What to work on:
Copy the lines word for word, from the first one down to and including the line that holds "left-column: [80, 47, 369, 821]".

━━━━━━

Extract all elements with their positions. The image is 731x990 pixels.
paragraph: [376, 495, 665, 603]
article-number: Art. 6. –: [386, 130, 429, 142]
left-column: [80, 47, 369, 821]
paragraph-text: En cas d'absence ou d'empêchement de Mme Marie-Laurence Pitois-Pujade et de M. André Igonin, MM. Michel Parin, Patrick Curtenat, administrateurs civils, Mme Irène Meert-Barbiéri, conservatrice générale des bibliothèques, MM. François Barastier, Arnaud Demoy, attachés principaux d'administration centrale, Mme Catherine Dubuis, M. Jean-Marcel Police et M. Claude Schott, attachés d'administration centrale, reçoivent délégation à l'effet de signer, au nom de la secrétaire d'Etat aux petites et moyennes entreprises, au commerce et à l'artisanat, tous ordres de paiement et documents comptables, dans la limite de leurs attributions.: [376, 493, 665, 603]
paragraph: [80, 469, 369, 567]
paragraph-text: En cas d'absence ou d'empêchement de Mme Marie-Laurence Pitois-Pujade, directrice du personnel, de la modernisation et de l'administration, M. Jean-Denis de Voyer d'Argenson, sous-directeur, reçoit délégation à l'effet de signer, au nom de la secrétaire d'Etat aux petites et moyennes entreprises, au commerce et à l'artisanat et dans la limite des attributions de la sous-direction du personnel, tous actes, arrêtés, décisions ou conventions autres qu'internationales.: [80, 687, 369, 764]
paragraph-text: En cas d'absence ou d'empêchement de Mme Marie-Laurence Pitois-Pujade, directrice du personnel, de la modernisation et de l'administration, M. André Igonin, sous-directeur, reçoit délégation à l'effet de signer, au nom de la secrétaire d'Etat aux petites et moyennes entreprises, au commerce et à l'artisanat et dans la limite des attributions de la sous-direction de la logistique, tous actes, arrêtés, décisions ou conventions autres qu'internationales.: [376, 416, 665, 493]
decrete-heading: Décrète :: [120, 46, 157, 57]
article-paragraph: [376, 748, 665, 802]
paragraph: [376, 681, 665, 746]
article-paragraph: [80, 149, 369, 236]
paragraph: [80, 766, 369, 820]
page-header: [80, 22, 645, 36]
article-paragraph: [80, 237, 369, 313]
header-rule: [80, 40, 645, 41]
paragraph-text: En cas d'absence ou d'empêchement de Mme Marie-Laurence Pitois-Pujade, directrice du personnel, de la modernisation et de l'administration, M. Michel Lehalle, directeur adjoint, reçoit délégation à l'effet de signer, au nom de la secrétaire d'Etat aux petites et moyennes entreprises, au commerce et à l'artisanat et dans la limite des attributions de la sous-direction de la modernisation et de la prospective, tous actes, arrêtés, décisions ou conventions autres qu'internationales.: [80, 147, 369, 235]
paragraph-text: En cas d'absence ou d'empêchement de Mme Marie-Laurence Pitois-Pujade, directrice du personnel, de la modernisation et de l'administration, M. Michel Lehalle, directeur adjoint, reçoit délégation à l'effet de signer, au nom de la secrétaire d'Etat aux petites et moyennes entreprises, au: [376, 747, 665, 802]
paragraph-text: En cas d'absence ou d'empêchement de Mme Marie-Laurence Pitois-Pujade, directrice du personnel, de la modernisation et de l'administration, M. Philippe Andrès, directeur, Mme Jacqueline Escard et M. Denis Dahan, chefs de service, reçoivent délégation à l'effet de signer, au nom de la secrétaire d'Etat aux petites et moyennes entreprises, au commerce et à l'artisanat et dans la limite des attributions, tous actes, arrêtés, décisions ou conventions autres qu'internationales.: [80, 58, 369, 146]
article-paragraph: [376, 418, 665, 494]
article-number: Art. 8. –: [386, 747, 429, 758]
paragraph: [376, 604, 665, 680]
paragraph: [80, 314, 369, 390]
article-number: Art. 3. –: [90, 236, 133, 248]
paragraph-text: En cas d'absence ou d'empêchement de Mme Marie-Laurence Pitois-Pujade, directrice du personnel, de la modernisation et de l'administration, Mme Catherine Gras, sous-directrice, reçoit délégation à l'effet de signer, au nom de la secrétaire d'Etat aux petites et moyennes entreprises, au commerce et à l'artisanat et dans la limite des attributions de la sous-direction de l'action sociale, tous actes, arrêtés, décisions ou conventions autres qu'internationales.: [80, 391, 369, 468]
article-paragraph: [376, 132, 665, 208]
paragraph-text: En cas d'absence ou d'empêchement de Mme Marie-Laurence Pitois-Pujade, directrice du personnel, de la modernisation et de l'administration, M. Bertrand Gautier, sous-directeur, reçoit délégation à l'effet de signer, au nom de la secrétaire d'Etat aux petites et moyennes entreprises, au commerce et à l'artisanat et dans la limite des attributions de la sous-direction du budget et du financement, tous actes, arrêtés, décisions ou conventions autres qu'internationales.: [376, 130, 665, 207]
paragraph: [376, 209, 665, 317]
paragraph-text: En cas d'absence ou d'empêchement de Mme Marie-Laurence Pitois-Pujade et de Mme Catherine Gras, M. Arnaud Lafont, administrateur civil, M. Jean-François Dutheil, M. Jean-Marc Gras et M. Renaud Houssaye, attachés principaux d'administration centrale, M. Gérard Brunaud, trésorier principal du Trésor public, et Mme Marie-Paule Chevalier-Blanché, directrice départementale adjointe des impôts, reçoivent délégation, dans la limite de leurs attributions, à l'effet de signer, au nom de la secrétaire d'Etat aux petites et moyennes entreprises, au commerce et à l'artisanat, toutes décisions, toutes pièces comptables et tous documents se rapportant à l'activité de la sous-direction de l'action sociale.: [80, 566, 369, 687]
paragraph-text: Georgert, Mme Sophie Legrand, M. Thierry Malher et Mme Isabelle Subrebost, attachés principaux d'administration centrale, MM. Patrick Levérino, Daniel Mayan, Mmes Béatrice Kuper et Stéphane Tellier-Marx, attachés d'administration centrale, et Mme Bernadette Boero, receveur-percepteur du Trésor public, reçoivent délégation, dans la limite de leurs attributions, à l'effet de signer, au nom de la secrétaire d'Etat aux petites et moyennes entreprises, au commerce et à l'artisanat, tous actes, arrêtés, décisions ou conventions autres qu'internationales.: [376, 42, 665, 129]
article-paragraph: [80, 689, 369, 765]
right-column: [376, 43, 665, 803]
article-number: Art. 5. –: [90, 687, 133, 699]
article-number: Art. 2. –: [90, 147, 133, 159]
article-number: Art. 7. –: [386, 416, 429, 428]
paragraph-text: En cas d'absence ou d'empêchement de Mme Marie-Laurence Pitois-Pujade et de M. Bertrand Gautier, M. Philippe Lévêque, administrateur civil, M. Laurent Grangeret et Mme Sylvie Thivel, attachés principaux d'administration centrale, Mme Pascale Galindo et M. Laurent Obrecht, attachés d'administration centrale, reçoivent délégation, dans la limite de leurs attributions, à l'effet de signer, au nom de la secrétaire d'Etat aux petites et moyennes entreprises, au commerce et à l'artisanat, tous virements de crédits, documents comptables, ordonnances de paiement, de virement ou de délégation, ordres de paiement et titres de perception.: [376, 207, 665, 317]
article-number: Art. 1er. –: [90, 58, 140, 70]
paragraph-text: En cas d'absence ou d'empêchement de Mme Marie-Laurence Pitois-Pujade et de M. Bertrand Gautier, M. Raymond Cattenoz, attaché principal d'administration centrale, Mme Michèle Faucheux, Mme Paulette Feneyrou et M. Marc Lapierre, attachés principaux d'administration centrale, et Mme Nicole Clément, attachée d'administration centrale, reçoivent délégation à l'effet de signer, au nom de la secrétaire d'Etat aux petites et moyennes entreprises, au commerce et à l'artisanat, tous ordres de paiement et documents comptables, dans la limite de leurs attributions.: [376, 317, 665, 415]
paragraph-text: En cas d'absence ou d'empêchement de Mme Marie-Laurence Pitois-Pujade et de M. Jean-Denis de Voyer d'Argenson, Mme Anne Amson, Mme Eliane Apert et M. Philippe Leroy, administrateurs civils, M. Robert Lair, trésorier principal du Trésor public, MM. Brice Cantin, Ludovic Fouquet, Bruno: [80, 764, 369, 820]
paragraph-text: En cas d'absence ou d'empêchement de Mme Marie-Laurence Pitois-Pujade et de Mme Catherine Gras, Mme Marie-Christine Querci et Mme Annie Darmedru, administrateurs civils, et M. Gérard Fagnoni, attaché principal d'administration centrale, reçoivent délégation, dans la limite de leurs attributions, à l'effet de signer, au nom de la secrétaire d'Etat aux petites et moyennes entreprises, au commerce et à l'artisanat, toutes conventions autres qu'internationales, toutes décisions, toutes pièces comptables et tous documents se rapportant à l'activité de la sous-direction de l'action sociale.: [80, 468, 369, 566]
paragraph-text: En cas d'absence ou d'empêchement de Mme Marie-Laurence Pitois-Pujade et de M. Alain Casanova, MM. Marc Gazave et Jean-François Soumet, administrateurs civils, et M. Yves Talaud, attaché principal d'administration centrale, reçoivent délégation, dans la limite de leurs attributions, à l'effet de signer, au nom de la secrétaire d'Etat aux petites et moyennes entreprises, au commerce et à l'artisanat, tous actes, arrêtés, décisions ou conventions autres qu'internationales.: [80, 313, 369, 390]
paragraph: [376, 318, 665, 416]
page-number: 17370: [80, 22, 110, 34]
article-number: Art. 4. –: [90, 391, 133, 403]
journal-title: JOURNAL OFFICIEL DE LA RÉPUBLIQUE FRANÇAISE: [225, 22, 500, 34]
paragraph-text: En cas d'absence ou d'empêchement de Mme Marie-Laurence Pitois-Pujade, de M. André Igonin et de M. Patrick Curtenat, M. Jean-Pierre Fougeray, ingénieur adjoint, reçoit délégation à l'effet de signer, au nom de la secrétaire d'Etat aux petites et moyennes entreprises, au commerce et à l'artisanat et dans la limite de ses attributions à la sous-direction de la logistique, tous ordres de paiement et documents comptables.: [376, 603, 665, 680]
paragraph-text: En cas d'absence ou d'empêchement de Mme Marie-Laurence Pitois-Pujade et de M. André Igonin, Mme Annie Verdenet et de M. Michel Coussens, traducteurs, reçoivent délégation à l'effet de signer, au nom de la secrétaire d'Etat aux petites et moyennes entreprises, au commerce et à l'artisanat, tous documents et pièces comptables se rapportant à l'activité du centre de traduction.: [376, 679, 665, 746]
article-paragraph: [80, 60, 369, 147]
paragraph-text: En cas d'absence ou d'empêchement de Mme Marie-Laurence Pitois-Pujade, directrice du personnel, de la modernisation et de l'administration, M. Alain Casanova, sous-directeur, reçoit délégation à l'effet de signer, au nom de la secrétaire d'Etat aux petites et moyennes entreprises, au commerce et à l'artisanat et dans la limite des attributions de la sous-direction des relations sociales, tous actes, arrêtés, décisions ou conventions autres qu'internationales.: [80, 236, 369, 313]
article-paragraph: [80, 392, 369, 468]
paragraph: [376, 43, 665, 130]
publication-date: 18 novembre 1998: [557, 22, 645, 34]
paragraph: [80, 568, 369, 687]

━━━━━━

Result:
Extract all elements with their positions. The image is 731x990 pixels.
paragraph: [376, 495, 665, 603]
article-number: Art. 6. –: [386, 130, 429, 142]
left-column: [80, 47, 369, 821]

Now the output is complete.